→ Aim: Could you repeat the records below exactly, leaving out any pictures?

BEGIN Data excerpts

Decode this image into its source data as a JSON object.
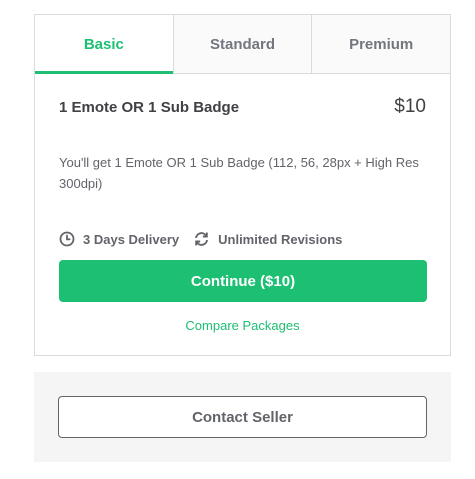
{
  "tabs": [
    {
      "label": "Basic"
    },
    {
      "label": "Standard"
    },
    {
      "label": "Premium"
    }
  ],
  "package": {
    "title": "1 Emote OR 1 Sub Badge",
    "price": "$10",
    "description": "You'll get 1 Emote OR 1 Sub Badge (112, 56, 28px + High Res 300dpi)",
    "delivery": "3 Days Delivery",
    "revisions": "Unlimited Revisions"
  },
  "actions": {
    "continue_label": "Continue ($10)",
    "compare_label": "Compare Packages",
    "contact_label": "Contact Seller"
  },
  "colors": {
    "accent": "#1dbf73",
    "text": "#404145",
    "muted": "#62646a"
  },
  "icons": {
    "delivery": "clock-icon",
    "revisions": "refresh-icon"
  }
}
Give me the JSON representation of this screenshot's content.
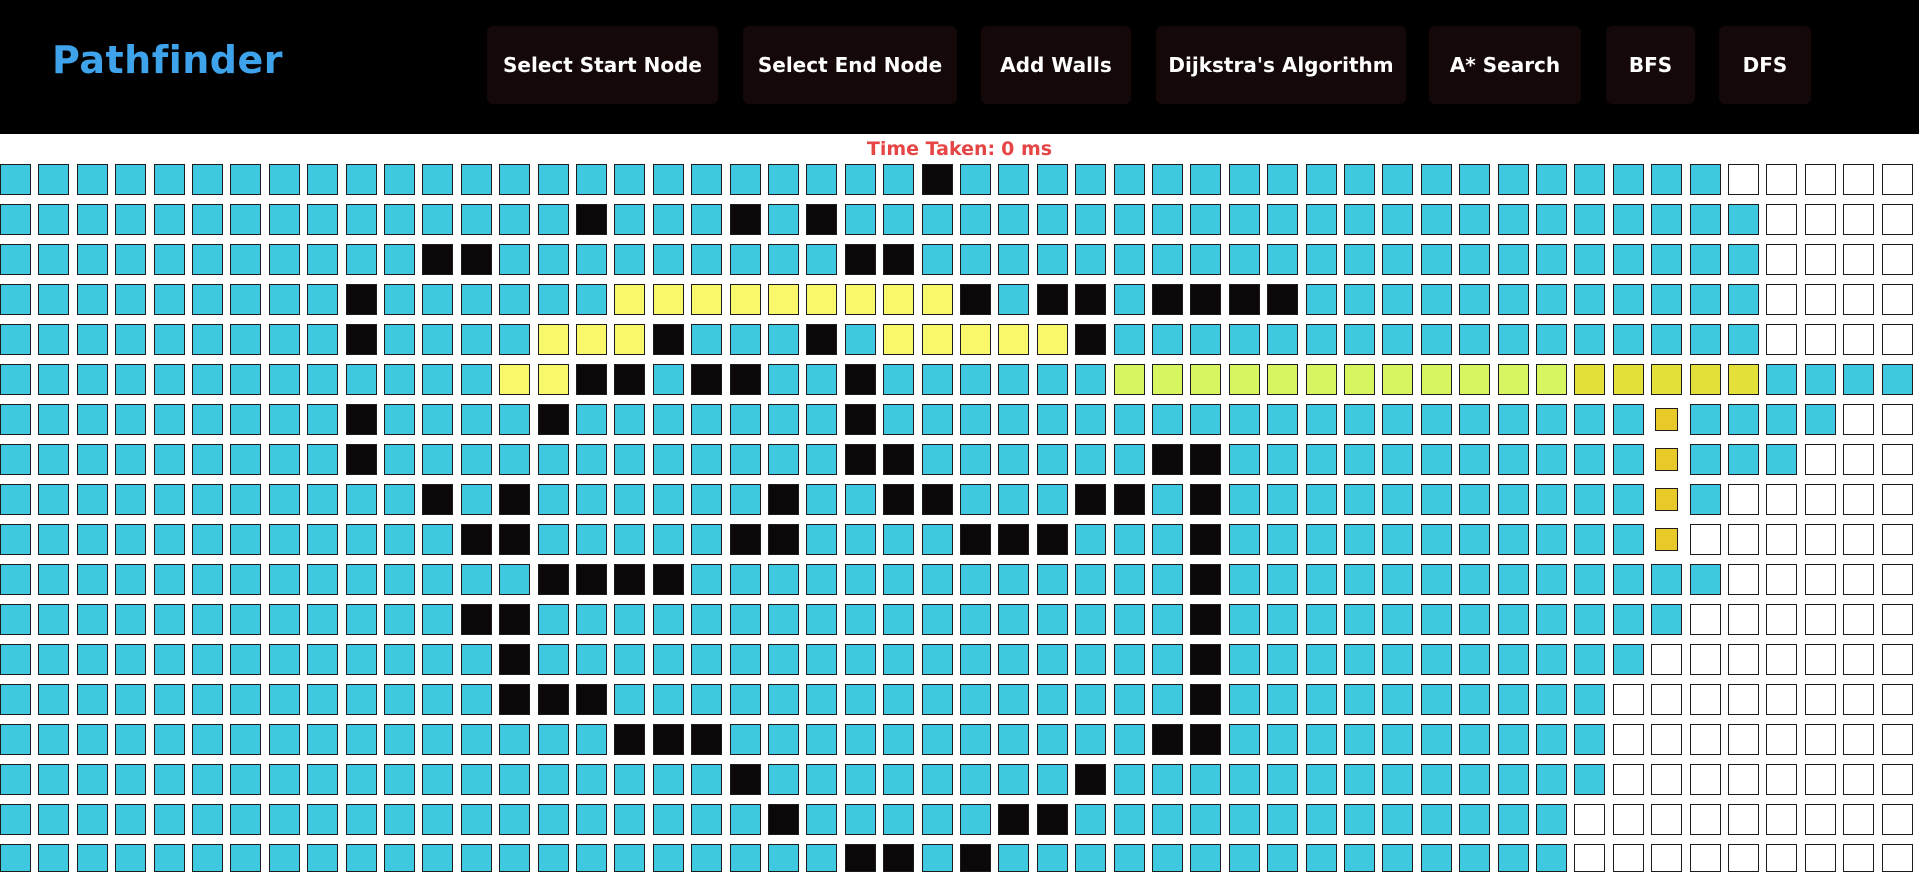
{
  "app_title": "Pathfinder",
  "nav": {
    "buttons": [
      {
        "id": "select-start",
        "label": "Select Start Node"
      },
      {
        "id": "select-end",
        "label": "Select End Node"
      },
      {
        "id": "add-walls",
        "label": "Add Walls"
      },
      {
        "id": "dijkstra",
        "label": "Dijkstra's Algorithm"
      },
      {
        "id": "astar",
        "label": "A* Search"
      },
      {
        "id": "bfs",
        "label": "BFS"
      },
      {
        "id": "dfs",
        "label": "DFS"
      }
    ]
  },
  "stats": {
    "time_label": "Time Taken:",
    "time_value": "0 ms"
  },
  "colors": {
    "background": "#ffffff",
    "navbar": "#000000",
    "brand": "#3ea3ea",
    "button": "#140808",
    "timer": "#e64545",
    "visited": "#3ec9e0",
    "wall": "#0c0809",
    "path": "#f8f86a",
    "path_highlight": "#d6f560",
    "unvisited": "#ffffff"
  },
  "grid": {
    "rows": 19,
    "cols": 50,
    "row_data": [
      "vvvvvvvvvvvvvvvvvvvvvvvvwvvvvvvvvvvvvvvvvvvvvuuuuu",
      "vvvvvvvvvvvvvvvwvvvwvwvvvvvvvvvvvvvvvvvvvvvvvvuuuu",
      "vvvvvvvvvvvwwvvvvvvvvvwwvvvvvvvvvvvvvvvvvvvvvvuuuu",
      "vvvvvvvvvwvvvvvvpppppppppwvwwvwwwwvvvvvvvvvvvvuuuu",
      "vvvvvvvvvwvvvvpppwvvvwvpppppwvvvvvvvvvvvvvvvvvuuuu",
      "vvvvvvvvvvvvvppwwvwwvvwvvvvvvggggggggggggcccccvvvvuuuu",
      "vvvvvvvvvwvvvvwvvvvvvvwvvvvvvvvvvvvvvvvvvvvsvvvvuuu",
      "vvvvvvvvvwvvvvvvvvvvvvwwvvvvvvwwvvvvvvvvvvvsvvvuuuu",
      "vvvvvvvvvvvwvwvvvvvvwvvwwvvvwwvwvvvvvvvvvvvsvuuuuu",
      "vvvvvvvvvvvvwwvvvvvwwvvvvwwwvvvwvvvvvvvvvvvsuuuuuu",
      "vvvvvvvvvvvvvvwwwwvvvvvvvvvvvvvwvvvvvvvvvvvvvuuuuuu",
      "vvvvvvvvvvvvwwvvvvvvvvvvvvvvvvvwvvvvvvvvvvvvuuuuuu",
      "vvvvvvvvvvvvvwvvvvvvvvvvvvvvvvvwvvvvvvvvvvvuuuuuuu",
      "vvvvvvvvvvvvvwwwvvvvvvvvvvvvvvvwvvvvvvvvvvuuuuuuuu",
      "vvvvvvvvvvvvvvvvwwwvvvvvvvvvvvwwvvvvvvvvvvuuuuuuuu",
      "vvvvvvvvvvvvvvvvvvvwvvvvvvvvwvvvvvvvvvvvvvuuuuuuuu",
      "vvvvvvvvvvvvvvvvvvvvwvvvvvwwvvvvvvvvvvvvvuuuuuuuuu",
      "vvvvvvvvvvvvvvvvvvvvvvwwvwvvvvvvvvvvvvvvvuuuuuuuuu",
      "vvvvvvvvvvvvvvvvvvvvvvvvvvvvvvvvvvvvvvvvuuuuuuuuuu"
    ]
  }
}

END Data excerpts

→ Full output:
Decode this image into its source data as a JSON object.
{
  "tabs": [
    {
      "label": "Basic"
    },
    {
      "label": "Standard"
    },
    {
      "label": "Premium"
    }
  ],
  "package": {
    "title": "1 Emote OR 1 Sub Badge",
    "price": "$10",
    "description": "You'll get 1 Emote OR 1 Sub Badge (112, 56, 28px + High Res 300dpi)",
    "delivery": "3 Days Delivery",
    "revisions": "Unlimited Revisions"
  },
  "actions": {
    "continue_label": "Continue ($10)",
    "compare_label": "Compare Packages",
    "contact_label": "Contact Seller"
  },
  "colors": {
    "accent": "#1dbf73",
    "text": "#404145",
    "muted": "#62646a"
  },
  "icons": {
    "delivery": "clock-icon",
    "revisions": "refresh-icon"
  }
}
Give me the JSON representation of this screenshot's content.
{
  "app_title": "Pathfinder",
  "nav": {
    "buttons": [
      {
        "id": "select-start",
        "label": "Select Start Node"
      },
      {
        "id": "select-end",
        "label": "Select End Node"
      },
      {
        "id": "add-walls",
        "label": "Add Walls"
      },
      {
        "id": "dijkstra",
        "label": "Dijkstra's Algorithm"
      },
      {
        "id": "astar",
        "label": "A* Search"
      },
      {
        "id": "bfs",
        "label": "BFS"
      },
      {
        "id": "dfs",
        "label": "DFS"
      }
    ]
  },
  "stats": {
    "time_label": "Time Taken:",
    "time_value": "0 ms"
  },
  "colors": {
    "background": "#ffffff",
    "navbar": "#000000",
    "brand": "#3ea3ea",
    "button": "#140808",
    "timer": "#e64545",
    "visited": "#3ec9e0",
    "wall": "#0c0809",
    "path": "#f8f86a",
    "path_highlight": "#d6f560",
    "unvisited": "#ffffff"
  },
  "grid": {
    "rows": 19,
    "cols": 50,
    "row_data": [
      "vvvvvvvvvvvvvvvvvvvvvvvvwvvvvvvvvvvvvvvvvvvvvuuuuu",
      "vvvvvvvvvvvvvvvwvvvwvwvvvvvvvvvvvvvvvvvvvvvvvvuuuu",
      "vvvvvvvvvvvwwvvvvvvvvvwwvvvvvvvvvvvvvvvvvvvvvvuuuu",
      "vvvvvvvvvwvvvvvvpppppppppwvwwvwwwwvvvvvvvvvvvvuuuu",
      "vvvvvvvvvwvvvvpppwvvvwvpppppwvvvvvvvvvvvvvvvvvuuuu",
      "vvvvvvvvvvvvvppwwvwwvvwvvvvvvggggggggggggcccccvvvvuuuu",
      "vvvvvvvvvwvvvvwvvvvvvvwvvvvvvvvvvvvvvvvvvvvsvvvvuuu",
      "vvvvvvvvvwvvvvvvvvvvvvwwvvvvvvwwvvvvvvvvvvvsvvvuuuu",
      "vvvvvvvvvvvwvwvvvvvvwvvwwvvvwwvwvvvvvvvvvvvsvuuuuu",
      "vvvvvvvvvvvvwwvvvvvwwvvvvwwwvvvwvvvvvvvvvvvsuuuuuu",
      "vvvvvvvvvvvvvvwwwwvvvvvvvvvvvvvwvvvvvvvvvvvvvuuuuuu",
      "vvvvvvvvvvvvwwvvvvvvvvvvvvvvvvvwvvvvvvvvvvvvuuuuuu",
      "vvvvvvvvvvvvvwvvvvvvvvvvvvvvvvvwvvvvvvvvvvvuuuuuuu",
      "vvvvvvvvvvvvvwwwvvvvvvvvvvvvvvvwvvvvvvvvvvuuuuuuuu",
      "vvvvvvvvvvvvvvvvwwwvvvvvvvvvvvwwvvvvvvvvvvuuuuuuuu",
      "vvvvvvvvvvvvvvvvvvvwvvvvvvvvwvvvvvvvvvvvvvuuuuuuuu",
      "vvvvvvvvvvvvvvvvvvvvwvvvvvwwvvvvvvvvvvvvvuuuuuuuuu",
      "vvvvvvvvvvvvvvvvvvvvvvwwvwvvvvvvvvvvvvvvvuuuuuuuuu",
      "vvvvvvvvvvvvvvvvvvvvvvvvvvvvvvvvvvvvvvvvuuuuuuuuuu"
    ]
  }
}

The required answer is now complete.